(Entries taken from a collection)
========================
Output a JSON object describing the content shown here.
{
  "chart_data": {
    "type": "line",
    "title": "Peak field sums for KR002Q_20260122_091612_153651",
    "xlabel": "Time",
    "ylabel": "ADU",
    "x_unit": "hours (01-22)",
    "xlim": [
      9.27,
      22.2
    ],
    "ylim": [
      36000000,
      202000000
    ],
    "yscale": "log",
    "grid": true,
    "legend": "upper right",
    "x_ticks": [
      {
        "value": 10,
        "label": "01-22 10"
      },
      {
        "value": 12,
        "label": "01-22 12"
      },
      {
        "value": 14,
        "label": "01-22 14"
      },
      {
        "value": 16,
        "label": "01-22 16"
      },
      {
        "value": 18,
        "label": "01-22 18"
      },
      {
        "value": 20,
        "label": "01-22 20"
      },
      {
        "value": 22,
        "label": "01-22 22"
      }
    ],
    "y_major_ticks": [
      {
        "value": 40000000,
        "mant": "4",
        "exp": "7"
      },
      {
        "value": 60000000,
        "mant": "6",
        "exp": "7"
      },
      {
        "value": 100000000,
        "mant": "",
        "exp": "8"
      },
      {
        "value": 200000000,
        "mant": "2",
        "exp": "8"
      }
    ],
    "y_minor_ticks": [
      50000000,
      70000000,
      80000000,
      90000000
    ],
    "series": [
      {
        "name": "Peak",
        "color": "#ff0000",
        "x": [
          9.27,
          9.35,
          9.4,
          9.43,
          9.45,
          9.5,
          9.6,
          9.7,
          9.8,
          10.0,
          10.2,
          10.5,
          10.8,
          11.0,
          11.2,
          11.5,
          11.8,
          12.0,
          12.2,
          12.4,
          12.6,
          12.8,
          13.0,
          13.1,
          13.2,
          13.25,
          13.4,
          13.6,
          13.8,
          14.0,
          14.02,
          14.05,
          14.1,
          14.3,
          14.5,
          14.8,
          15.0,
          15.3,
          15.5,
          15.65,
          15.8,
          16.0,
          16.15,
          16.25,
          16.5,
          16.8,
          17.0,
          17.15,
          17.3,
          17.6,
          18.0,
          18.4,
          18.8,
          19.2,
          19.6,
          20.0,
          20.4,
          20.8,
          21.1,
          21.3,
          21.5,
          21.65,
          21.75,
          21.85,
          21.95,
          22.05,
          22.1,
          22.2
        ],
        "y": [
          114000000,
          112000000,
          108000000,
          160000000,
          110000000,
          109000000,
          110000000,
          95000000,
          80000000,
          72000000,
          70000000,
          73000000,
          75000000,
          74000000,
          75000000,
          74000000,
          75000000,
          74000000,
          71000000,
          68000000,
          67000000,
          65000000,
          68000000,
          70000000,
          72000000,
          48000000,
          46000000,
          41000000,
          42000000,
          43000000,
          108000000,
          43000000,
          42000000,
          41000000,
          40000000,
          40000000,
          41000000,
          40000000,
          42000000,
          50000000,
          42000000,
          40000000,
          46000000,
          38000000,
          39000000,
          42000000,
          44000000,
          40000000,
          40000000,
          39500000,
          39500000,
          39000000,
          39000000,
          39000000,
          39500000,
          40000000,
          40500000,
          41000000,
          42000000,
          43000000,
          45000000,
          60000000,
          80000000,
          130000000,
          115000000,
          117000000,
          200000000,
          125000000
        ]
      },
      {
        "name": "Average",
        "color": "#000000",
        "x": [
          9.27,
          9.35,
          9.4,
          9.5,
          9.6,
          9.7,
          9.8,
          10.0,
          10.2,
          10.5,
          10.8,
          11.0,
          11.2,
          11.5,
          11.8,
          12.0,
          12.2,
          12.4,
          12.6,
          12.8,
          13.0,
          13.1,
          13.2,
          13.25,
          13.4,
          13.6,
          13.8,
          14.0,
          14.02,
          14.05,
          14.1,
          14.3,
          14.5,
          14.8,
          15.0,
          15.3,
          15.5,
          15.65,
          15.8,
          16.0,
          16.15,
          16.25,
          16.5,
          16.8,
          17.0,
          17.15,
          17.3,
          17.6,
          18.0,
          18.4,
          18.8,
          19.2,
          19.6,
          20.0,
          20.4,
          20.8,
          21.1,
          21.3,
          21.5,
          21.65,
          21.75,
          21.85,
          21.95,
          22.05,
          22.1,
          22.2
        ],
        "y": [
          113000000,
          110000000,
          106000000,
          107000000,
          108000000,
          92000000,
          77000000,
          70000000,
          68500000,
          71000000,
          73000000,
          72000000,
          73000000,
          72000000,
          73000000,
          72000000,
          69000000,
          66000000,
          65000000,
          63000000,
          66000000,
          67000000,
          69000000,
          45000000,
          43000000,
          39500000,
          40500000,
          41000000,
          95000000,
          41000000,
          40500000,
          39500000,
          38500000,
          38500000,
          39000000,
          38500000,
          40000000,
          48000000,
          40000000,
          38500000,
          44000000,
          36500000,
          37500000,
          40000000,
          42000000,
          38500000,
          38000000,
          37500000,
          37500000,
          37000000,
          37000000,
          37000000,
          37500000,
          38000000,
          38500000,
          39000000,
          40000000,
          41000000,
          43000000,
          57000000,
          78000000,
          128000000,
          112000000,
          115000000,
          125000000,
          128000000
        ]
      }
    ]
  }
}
========================
Show all lines in the entries above where the string "value" appears.

> [Response to this task]:
        "value": 10,
        "value": 12,
        "value": 14,
        "value": 16,
        "value": 18,
        "value": 20,
        "value": 22,
        "value": 40000000,
        "value": 60000000,
        "value": 100000000,
        "value": 200000000,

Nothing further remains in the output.